[Entries with figure data]
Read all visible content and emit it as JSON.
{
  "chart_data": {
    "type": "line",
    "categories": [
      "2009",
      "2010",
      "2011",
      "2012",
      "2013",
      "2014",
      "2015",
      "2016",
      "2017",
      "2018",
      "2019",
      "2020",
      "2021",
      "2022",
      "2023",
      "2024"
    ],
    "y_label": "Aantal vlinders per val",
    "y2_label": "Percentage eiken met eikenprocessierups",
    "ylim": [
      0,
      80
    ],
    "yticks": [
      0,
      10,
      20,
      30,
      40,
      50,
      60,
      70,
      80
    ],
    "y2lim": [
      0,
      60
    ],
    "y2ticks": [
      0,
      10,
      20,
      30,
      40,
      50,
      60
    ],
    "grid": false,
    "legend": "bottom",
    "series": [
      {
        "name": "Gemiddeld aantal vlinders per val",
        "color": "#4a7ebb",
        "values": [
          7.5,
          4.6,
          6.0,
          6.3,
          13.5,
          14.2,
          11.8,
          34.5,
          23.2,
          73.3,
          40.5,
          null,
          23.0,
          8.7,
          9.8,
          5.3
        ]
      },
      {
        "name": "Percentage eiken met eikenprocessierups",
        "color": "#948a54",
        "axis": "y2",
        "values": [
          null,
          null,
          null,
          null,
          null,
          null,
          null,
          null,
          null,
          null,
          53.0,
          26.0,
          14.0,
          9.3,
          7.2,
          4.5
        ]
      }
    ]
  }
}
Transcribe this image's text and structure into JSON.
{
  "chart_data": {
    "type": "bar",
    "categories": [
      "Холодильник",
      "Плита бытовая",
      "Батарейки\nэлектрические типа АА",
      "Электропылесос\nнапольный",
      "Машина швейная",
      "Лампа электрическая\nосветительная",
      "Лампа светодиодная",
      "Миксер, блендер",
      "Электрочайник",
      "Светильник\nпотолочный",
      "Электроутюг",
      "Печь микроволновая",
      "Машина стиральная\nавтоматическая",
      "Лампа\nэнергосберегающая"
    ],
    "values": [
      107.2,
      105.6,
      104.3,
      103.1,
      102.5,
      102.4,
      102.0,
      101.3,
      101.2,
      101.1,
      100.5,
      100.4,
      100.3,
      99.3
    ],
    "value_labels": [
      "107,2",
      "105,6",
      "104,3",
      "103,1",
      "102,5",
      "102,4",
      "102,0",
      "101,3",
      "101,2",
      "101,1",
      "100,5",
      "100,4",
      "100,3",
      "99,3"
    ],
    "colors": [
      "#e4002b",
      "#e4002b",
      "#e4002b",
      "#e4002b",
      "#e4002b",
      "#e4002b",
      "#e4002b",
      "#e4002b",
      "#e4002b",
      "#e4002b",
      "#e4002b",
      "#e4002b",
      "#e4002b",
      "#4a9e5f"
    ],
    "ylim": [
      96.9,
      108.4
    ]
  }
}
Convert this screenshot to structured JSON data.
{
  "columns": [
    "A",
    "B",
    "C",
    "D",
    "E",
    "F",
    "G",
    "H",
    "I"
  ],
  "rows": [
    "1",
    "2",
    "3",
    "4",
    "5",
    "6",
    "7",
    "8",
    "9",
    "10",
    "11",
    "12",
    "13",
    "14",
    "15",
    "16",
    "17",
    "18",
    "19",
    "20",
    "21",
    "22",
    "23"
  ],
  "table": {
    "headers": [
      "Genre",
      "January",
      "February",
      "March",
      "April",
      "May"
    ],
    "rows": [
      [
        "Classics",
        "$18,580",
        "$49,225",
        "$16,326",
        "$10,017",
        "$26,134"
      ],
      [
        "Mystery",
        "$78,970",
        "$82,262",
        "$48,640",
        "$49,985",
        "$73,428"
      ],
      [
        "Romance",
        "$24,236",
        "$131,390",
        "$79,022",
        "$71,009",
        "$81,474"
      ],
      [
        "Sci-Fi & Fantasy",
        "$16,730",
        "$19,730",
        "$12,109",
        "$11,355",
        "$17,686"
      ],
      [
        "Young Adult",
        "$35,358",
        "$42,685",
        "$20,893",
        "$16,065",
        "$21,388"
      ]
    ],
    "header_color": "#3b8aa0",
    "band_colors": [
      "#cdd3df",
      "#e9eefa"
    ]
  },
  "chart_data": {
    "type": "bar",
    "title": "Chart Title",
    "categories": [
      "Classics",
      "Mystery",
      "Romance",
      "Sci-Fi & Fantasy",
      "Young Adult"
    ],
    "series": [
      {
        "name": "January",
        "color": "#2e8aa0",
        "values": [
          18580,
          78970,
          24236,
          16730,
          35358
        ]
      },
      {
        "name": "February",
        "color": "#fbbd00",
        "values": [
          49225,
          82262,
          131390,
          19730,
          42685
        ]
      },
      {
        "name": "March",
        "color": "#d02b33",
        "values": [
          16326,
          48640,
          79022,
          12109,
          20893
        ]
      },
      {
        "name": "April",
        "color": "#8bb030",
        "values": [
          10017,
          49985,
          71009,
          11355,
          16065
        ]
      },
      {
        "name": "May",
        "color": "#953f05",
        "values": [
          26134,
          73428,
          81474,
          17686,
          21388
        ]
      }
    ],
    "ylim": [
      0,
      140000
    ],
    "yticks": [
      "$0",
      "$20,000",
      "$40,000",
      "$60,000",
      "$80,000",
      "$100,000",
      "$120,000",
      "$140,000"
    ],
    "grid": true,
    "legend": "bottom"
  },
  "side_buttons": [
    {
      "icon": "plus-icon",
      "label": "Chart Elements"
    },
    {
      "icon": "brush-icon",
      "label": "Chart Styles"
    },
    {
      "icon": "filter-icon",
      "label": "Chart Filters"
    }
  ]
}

### Goal
Send back each record exactly as it stands.

### Answer to this problem
Read all visible content and emit it as JSON.
{
  "chart_data": {
    "type": "line",
    "categories": [
      "2009",
      "2010",
      "2011",
      "2012",
      "2013",
      "2014",
      "2015",
      "2016",
      "2017",
      "2018",
      "2019",
      "2020",
      "2021",
      "2022",
      "2023",
      "2024"
    ],
    "y_label": "Aantal vlinders per val",
    "y2_label": "Percentage eiken met eikenprocessierups",
    "ylim": [
      0,
      80
    ],
    "yticks": [
      0,
      10,
      20,
      30,
      40,
      50,
      60,
      70,
      80
    ],
    "y2lim": [
      0,
      60
    ],
    "y2ticks": [
      0,
      10,
      20,
      30,
      40,
      50,
      60
    ],
    "grid": false,
    "legend": "bottom",
    "series": [
      {
        "name": "Gemiddeld aantal vlinders per val",
        "color": "#4a7ebb",
        "values": [
          7.5,
          4.6,
          6.0,
          6.3,
          13.5,
          14.2,
          11.8,
          34.5,
          23.2,
          73.3,
          40.5,
          null,
          23.0,
          8.7,
          9.8,
          5.3
        ]
      },
      {
        "name": "Percentage eiken met eikenprocessierups",
        "color": "#948a54",
        "axis": "y2",
        "values": [
          null,
          null,
          null,
          null,
          null,
          null,
          null,
          null,
          null,
          null,
          53.0,
          26.0,
          14.0,
          9.3,
          7.2,
          4.5
        ]
      }
    ]
  }
}
Transcribe this image's text and structure into JSON.
{
  "chart_data": {
    "type": "bar",
    "categories": [
      "Холодильник",
      "Плита бытовая",
      "Батарейки\nэлектрические типа АА",
      "Электропылесос\nнапольный",
      "Машина швейная",
      "Лампа электрическая\nосветительная",
      "Лампа светодиодная",
      "Миксер, блендер",
      "Электрочайник",
      "Светильник\nпотолочный",
      "Электроутюг",
      "Печь микроволновая",
      "Машина стиральная\nавтоматическая",
      "Лампа\nэнергосберегающая"
    ],
    "values": [
      107.2,
      105.6,
      104.3,
      103.1,
      102.5,
      102.4,
      102.0,
      101.3,
      101.2,
      101.1,
      100.5,
      100.4,
      100.3,
      99.3
    ],
    "value_labels": [
      "107,2",
      "105,6",
      "104,3",
      "103,1",
      "102,5",
      "102,4",
      "102,0",
      "101,3",
      "101,2",
      "101,1",
      "100,5",
      "100,4",
      "100,3",
      "99,3"
    ],
    "colors": [
      "#e4002b",
      "#e4002b",
      "#e4002b",
      "#e4002b",
      "#e4002b",
      "#e4002b",
      "#e4002b",
      "#e4002b",
      "#e4002b",
      "#e4002b",
      "#e4002b",
      "#e4002b",
      "#e4002b",
      "#4a9e5f"
    ],
    "ylim": [
      96.9,
      108.4
    ]
  }
}
Convert this screenshot to structured JSON data.
{
  "columns": [
    "A",
    "B",
    "C",
    "D",
    "E",
    "F",
    "G",
    "H",
    "I"
  ],
  "rows": [
    "1",
    "2",
    "3",
    "4",
    "5",
    "6",
    "7",
    "8",
    "9",
    "10",
    "11",
    "12",
    "13",
    "14",
    "15",
    "16",
    "17",
    "18",
    "19",
    "20",
    "21",
    "22",
    "23"
  ],
  "table": {
    "headers": [
      "Genre",
      "January",
      "February",
      "March",
      "April",
      "May"
    ],
    "rows": [
      [
        "Classics",
        "$18,580",
        "$49,225",
        "$16,326",
        "$10,017",
        "$26,134"
      ],
      [
        "Mystery",
        "$78,970",
        "$82,262",
        "$48,640",
        "$49,985",
        "$73,428"
      ],
      [
        "Romance",
        "$24,236",
        "$131,390",
        "$79,022",
        "$71,009",
        "$81,474"
      ],
      [
        "Sci-Fi & Fantasy",
        "$16,730",
        "$19,730",
        "$12,109",
        "$11,355",
        "$17,686"
      ],
      [
        "Young Adult",
        "$35,358",
        "$42,685",
        "$20,893",
        "$16,065",
        "$21,388"
      ]
    ],
    "header_color": "#3b8aa0",
    "band_colors": [
      "#cdd3df",
      "#e9eefa"
    ]
  },
  "chart_data": {
    "type": "bar",
    "title": "Chart Title",
    "categories": [
      "Classics",
      "Mystery",
      "Romance",
      "Sci-Fi & Fantasy",
      "Young Adult"
    ],
    "series": [
      {
        "name": "January",
        "color": "#2e8aa0",
        "values": [
          18580,
          78970,
          24236,
          16730,
          35358
        ]
      },
      {
        "name": "February",
        "color": "#fbbd00",
        "values": [
          49225,
          82262,
          131390,
          19730,
          42685
        ]
      },
      {
        "name": "March",
        "color": "#d02b33",
        "values": [
          16326,
          48640,
          79022,
          12109,
          20893
        ]
      },
      {
        "name": "April",
        "color": "#8bb030",
        "values": [
          10017,
          49985,
          71009,
          11355,
          16065
        ]
      },
      {
        "name": "May",
        "color": "#953f05",
        "values": [
          26134,
          73428,
          81474,
          17686,
          21388
        ]
      }
    ],
    "ylim": [
      0,
      140000
    ],
    "yticks": [
      "$0",
      "$20,000",
      "$40,000",
      "$60,000",
      "$80,000",
      "$100,000",
      "$120,000",
      "$140,000"
    ],
    "grid": true,
    "legend": "bottom"
  },
  "side_buttons": [
    {
      "icon": "plus-icon",
      "label": "Chart Elements"
    },
    {
      "icon": "brush-icon",
      "label": "Chart Styles"
    },
    {
      "icon": "filter-icon",
      "label": "Chart Filters"
    }
  ]
}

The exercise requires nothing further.